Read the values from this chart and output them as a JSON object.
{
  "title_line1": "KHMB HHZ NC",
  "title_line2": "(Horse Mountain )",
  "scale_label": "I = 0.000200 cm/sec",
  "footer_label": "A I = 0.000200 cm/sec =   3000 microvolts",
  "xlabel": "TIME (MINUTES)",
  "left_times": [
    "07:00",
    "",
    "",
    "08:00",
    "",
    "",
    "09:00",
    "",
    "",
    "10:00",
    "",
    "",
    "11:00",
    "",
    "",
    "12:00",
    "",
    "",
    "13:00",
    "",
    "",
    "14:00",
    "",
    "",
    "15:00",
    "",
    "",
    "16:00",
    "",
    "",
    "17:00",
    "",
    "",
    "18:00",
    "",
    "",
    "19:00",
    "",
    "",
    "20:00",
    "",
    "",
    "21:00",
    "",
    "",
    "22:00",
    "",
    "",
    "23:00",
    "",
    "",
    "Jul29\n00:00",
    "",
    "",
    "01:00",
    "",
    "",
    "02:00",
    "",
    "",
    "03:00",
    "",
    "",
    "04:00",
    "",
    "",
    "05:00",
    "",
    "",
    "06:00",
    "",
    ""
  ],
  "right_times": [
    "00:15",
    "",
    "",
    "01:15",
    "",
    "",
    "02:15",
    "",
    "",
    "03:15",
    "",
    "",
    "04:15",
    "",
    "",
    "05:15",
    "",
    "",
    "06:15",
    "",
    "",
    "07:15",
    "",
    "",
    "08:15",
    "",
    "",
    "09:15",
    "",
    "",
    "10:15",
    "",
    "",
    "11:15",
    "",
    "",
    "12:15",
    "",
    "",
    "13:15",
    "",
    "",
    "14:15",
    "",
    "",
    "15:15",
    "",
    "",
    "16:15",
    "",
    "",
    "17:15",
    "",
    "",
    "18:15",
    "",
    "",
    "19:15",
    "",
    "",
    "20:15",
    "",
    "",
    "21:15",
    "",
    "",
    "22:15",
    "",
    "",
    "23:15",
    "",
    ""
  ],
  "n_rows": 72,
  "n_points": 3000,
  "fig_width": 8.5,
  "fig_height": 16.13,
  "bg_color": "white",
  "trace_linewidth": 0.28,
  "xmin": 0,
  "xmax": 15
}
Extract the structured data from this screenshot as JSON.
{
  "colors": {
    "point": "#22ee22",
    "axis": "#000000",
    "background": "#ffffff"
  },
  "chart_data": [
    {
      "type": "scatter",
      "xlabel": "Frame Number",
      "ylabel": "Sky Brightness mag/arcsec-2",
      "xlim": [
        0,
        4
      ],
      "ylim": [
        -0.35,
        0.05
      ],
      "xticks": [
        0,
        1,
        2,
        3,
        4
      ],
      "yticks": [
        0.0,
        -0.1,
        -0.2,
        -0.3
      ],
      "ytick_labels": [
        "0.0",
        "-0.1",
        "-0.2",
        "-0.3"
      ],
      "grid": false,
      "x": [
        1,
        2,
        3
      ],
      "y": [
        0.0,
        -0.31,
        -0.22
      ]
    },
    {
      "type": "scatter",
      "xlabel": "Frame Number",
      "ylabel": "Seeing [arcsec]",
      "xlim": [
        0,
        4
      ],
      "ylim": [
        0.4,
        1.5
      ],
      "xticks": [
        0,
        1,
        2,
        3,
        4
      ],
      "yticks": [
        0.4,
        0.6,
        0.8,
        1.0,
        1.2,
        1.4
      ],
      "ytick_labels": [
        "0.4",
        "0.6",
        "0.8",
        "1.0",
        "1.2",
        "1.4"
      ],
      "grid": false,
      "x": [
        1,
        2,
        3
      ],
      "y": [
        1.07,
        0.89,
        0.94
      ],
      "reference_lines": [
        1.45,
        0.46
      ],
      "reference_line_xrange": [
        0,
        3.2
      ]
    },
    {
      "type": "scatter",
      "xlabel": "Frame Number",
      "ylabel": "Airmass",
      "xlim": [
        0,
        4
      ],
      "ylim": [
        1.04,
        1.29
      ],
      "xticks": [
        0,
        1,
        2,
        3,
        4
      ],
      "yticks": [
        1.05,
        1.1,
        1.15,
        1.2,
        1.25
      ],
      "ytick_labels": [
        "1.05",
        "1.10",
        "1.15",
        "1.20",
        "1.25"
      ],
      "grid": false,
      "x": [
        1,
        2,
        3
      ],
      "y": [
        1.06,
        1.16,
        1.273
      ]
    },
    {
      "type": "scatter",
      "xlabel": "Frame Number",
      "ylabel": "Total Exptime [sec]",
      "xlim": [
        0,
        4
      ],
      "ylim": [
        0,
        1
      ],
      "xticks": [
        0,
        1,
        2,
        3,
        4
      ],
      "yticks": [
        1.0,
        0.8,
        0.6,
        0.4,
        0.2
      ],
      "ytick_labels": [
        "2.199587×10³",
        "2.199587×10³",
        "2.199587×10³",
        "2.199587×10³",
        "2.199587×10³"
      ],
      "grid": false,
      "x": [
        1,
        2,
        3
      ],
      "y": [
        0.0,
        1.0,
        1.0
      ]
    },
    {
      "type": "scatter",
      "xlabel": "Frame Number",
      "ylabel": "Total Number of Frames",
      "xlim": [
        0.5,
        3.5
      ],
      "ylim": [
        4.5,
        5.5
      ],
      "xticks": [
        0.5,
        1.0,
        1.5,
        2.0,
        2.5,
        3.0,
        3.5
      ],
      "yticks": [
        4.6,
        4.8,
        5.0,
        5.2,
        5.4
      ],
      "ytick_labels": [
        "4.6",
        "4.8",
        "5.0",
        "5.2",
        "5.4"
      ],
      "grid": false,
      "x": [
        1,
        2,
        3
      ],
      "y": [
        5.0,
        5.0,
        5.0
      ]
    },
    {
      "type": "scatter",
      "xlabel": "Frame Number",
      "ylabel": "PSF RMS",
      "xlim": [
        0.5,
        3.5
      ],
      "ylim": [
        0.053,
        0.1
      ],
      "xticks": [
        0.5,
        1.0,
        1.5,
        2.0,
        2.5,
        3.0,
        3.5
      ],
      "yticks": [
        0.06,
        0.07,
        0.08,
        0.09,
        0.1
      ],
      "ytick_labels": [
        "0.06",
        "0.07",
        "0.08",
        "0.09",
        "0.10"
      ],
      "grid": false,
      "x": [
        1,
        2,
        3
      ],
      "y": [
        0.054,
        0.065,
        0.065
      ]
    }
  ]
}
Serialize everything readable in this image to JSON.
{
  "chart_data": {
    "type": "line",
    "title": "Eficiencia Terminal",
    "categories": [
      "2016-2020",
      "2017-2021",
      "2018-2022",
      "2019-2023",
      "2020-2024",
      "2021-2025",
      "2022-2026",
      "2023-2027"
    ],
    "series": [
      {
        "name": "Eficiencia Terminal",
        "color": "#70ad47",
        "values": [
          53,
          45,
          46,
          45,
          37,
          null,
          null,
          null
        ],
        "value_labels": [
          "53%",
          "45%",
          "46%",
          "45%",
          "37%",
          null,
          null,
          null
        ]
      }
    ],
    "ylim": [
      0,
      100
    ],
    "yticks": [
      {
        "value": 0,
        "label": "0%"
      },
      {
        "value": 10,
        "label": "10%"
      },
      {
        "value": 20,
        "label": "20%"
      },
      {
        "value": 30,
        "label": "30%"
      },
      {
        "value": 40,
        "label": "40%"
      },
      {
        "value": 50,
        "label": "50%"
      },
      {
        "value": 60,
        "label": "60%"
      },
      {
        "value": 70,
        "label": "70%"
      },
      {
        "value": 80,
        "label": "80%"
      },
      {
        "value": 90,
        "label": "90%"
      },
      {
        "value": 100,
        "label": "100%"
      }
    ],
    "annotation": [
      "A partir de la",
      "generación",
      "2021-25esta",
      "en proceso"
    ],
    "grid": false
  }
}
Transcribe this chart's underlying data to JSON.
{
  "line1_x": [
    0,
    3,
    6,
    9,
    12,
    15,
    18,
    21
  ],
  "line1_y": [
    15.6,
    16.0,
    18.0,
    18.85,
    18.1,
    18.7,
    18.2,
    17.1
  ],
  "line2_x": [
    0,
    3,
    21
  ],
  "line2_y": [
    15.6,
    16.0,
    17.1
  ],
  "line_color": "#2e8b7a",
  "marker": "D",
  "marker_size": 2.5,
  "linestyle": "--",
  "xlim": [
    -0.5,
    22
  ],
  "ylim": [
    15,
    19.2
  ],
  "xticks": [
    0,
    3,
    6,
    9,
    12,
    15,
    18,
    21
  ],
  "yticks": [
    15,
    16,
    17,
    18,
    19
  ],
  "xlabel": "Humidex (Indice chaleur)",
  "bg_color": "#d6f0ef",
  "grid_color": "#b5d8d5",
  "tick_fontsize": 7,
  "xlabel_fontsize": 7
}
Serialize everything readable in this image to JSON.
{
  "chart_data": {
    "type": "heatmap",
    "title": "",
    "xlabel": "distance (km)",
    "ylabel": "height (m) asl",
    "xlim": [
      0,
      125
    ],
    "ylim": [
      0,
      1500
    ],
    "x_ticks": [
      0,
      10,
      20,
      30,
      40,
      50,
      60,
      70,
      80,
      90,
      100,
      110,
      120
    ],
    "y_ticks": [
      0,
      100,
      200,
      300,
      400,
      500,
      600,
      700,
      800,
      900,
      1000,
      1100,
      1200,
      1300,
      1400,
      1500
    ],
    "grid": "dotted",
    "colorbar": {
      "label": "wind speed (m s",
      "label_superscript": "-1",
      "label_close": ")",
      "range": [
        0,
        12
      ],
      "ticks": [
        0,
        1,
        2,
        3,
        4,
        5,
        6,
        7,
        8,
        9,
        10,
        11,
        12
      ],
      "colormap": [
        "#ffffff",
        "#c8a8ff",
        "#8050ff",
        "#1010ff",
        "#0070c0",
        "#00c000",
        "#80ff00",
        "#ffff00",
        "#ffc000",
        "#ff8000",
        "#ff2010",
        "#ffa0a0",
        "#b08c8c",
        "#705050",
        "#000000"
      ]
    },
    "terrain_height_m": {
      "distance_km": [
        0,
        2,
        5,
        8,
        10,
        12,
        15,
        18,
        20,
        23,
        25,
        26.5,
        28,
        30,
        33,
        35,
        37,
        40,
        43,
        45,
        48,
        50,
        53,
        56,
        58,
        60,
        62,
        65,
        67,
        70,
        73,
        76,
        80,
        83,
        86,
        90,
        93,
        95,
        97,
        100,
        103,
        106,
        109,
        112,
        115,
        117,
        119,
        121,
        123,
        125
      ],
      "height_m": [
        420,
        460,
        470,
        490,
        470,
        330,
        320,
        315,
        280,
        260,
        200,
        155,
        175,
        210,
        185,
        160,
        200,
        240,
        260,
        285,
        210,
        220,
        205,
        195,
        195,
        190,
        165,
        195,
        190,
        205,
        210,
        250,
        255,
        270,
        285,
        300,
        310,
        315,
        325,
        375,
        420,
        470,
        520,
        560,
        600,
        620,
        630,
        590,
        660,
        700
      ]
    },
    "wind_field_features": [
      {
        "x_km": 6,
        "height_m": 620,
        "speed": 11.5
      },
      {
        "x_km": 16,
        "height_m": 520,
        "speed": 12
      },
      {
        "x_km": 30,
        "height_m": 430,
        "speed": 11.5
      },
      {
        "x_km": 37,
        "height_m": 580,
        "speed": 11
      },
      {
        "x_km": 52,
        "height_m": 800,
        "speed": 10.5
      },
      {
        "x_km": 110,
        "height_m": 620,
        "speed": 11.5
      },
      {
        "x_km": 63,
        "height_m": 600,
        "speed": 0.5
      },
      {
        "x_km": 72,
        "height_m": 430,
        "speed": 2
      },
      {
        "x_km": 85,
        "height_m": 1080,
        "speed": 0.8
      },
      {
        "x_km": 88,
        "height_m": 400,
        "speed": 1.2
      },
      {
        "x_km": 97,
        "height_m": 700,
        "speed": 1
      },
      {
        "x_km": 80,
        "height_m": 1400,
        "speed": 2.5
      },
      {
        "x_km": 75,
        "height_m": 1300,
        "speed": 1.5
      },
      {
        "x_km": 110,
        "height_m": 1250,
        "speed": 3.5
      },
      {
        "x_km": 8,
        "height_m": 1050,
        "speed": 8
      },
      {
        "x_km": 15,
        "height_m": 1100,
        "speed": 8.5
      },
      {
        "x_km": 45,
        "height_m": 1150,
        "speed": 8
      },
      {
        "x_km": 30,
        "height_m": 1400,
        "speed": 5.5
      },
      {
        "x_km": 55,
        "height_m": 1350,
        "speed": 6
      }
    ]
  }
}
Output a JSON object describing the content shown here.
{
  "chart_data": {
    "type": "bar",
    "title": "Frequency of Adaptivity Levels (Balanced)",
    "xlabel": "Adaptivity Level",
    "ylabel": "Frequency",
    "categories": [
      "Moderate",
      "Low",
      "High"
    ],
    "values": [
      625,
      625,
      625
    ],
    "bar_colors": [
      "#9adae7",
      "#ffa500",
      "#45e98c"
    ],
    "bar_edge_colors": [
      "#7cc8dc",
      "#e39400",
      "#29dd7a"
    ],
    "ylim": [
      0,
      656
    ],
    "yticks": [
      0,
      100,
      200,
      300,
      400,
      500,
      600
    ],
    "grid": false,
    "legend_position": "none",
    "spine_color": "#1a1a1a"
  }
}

________________________________________

§ Requirement
Gather from the data above every line with the string "this".

§ Task output
Read the values from this chart and output them as a JSON object.
Extract the structured data from this screenshot as JSON.
Serialize everything readable in this image to JSON.
Transcribe this chart's underlying data to JSON.
Serialize everything readable in this image to JSON.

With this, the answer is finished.